[Given records]
########
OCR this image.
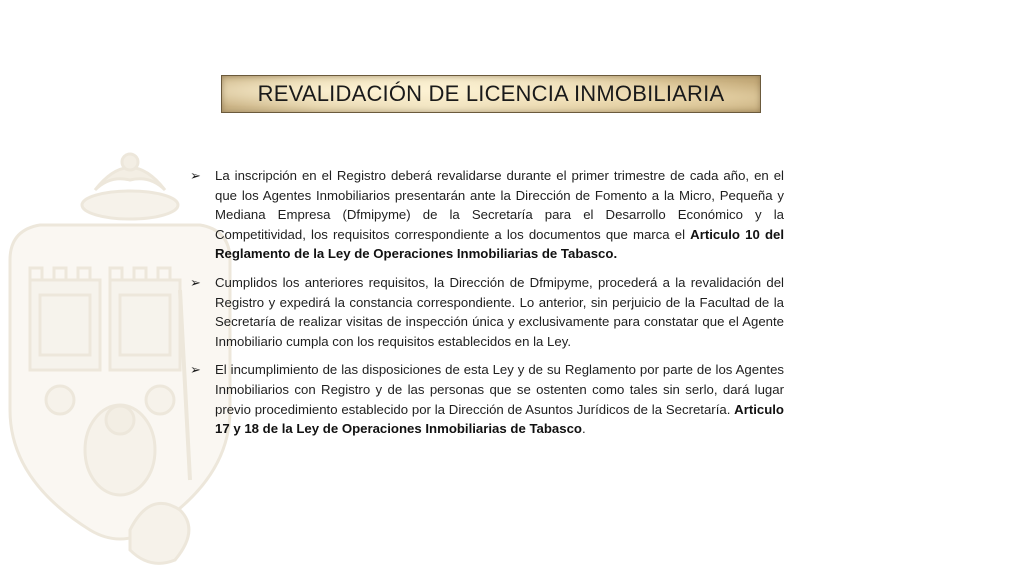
REVALIDACIÓN DE LICENCIA INMOBILIARIA
➢	La inscripción en el Registro deberá revalidarse durante el primer trimestre de cada año, en el que los Agentes Inmobiliarios presentarán ante la Dirección de Fomento a la Micro, Pequeña y Mediana Empresa (Dfmipyme) de la Secretaría para el Desarrollo Económico y la Competitividad, los requisitos correspondiente a los documentos que marca el Articulo 10 del Reglamento de la Ley de Operaciones Inmobiliarias de Tabasco.
➢	Cumplidos los anteriores requisitos, la Dirección de Dfmipyme, procederá a la revalidación del Registro y expedirá la constancia correspondiente. Lo anterior, sin perjuicio de la Facultad de la Secretaría de realizar visitas de inspección única y exclusivamente para constatar que el Agente Inmobiliario cumpla con los requisitos establecidos en la Ley.
➢	El incumplimiento de las disposiciones de esta Ley y de su Reglamento por parte de los Agentes Inmobiliarios con Registro y de las personas que se ostenten como tales sin serlo, dará lugar previo procedimiento establecido por la Dirección de Asuntos Jurídicos de la Secretaría. Articulo 17 y 18 de la Ley de Operaciones Inmobiliarias de Tabasco.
########
[Given instruction] Pick out and copy every line that contains the word "Registro".

[Final result]
➢	La inscripción en el Registro deberá revalidarse durante el primer trimestre de cada año, en el que los Agentes Inmobiliarios presentarán ante la Dirección de Fomento a la Micro, Pequeña y Mediana Empresa (Dfmipyme) de la Secretaría para el Desarrollo Económico y la Competitividad, los requisitos correspondiente a los documentos que marca el Articulo 10 del Reglamento de la Ley de Operaciones Inmobiliarias de Tabasco.
➢	Cumplidos los anteriores requisitos, la Dirección de Dfmipyme, procederá a la revalidación del Registro y expedirá la constancia correspondiente. Lo anterior, sin perjuicio de la Facultad de la Secretaría de realizar visitas de inspección única y exclusivamente para constatar que el Agente Inmobiliario cumpla con los requisitos establecidos en la Ley.
➢	El incumplimiento de las disposiciones de esta Ley y de su Reglamento por parte de los Agentes Inmobiliarios con Registro y de las personas que se ostenten como tales sin serlo, dará lugar previo procedimiento establecido por la Dirección de Asuntos Jurídicos de la Secretaría. Articulo 17 y 18 de la Ley de Operaciones Inmobiliarias de Tabasco.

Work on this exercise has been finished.